_YOUR INSTRUCTIONS:_ Check every line for the word "Department" and state how many lines have it. Reply with the number alone.

[Dataset items]
____________________

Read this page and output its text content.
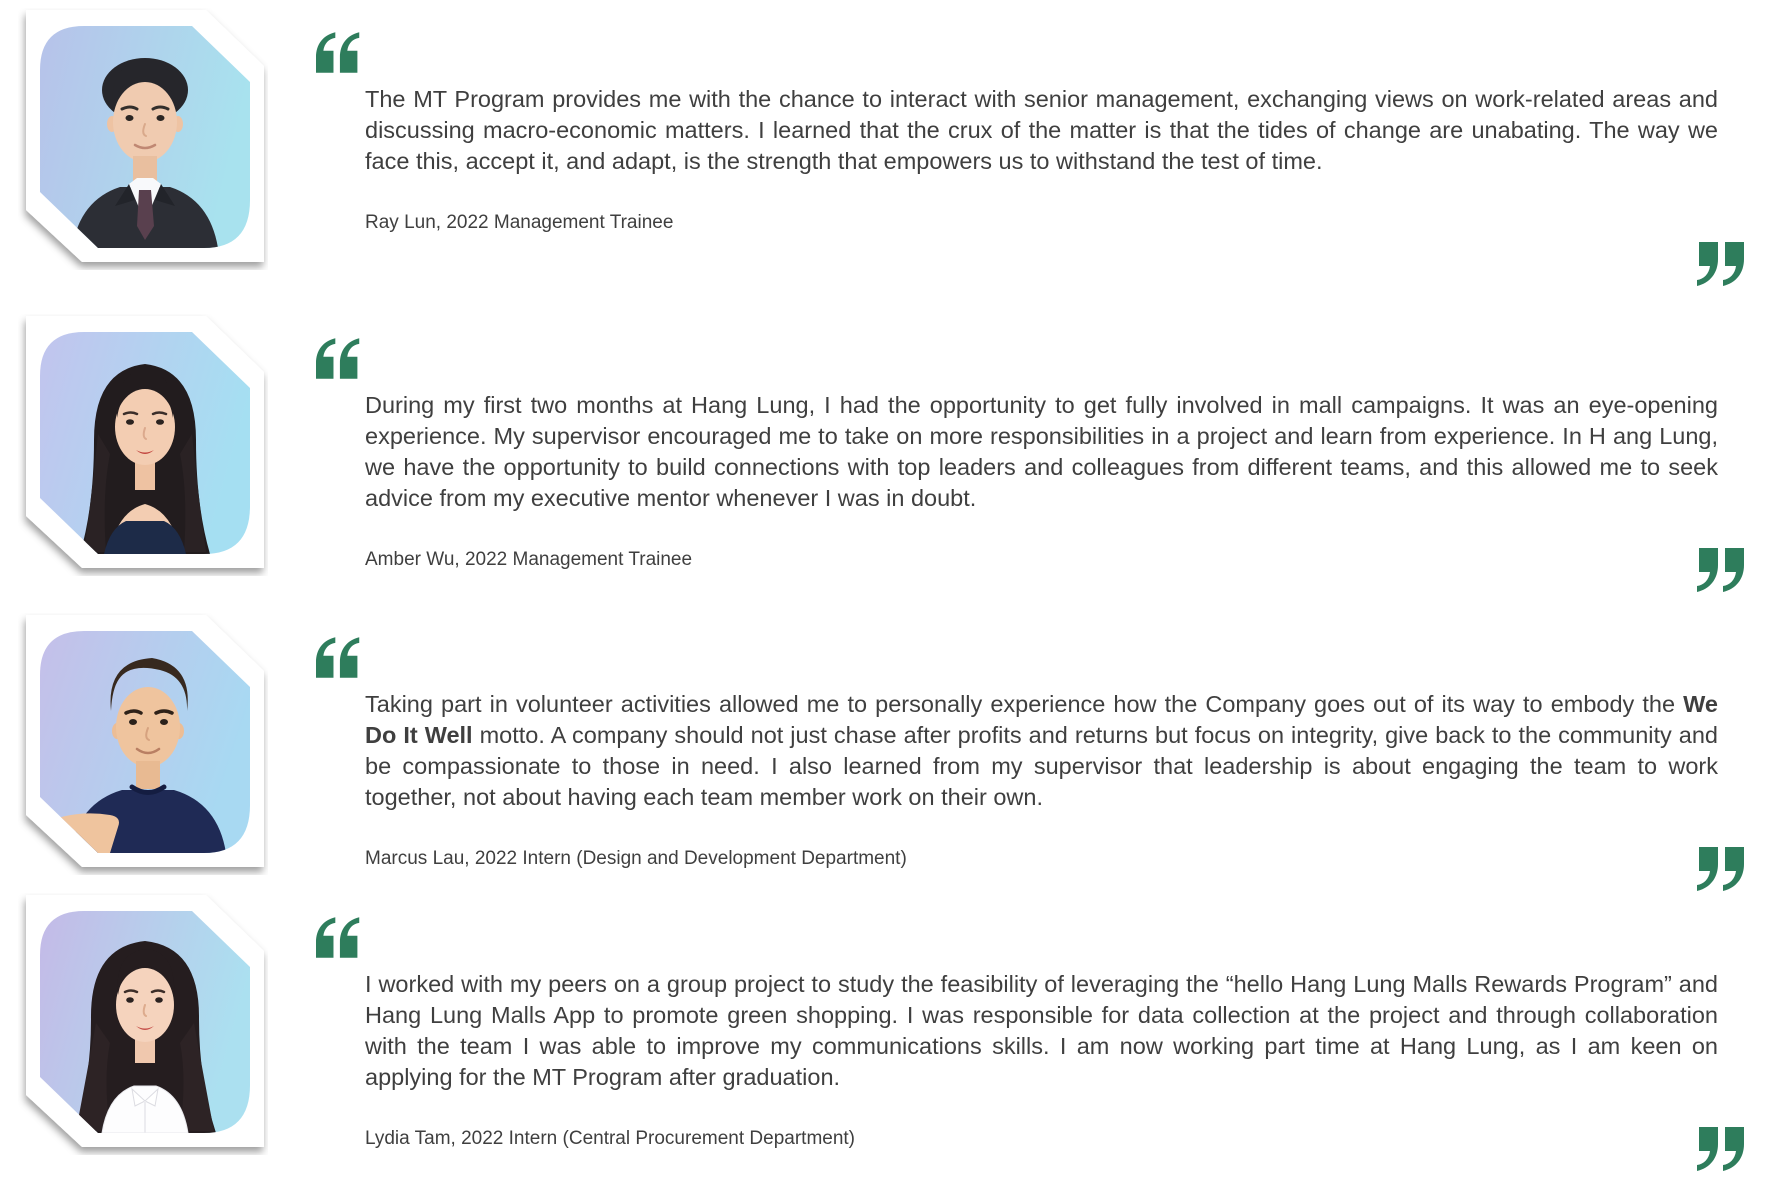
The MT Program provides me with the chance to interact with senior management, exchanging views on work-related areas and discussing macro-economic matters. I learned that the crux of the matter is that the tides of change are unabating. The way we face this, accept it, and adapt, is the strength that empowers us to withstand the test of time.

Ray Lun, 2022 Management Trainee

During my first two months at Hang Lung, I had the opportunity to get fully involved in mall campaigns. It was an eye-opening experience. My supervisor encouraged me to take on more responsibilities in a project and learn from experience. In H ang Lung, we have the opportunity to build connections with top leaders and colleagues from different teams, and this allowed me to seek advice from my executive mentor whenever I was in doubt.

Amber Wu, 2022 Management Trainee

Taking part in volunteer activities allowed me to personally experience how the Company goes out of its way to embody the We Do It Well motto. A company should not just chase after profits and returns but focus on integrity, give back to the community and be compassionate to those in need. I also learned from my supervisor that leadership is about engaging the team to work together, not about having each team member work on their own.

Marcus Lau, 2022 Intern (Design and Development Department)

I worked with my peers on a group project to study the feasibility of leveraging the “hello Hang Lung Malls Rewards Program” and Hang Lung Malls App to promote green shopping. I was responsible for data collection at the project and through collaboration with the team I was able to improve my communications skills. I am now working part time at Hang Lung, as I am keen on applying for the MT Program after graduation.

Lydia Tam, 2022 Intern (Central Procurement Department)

____________________

_FULL RESPONSE:_ 2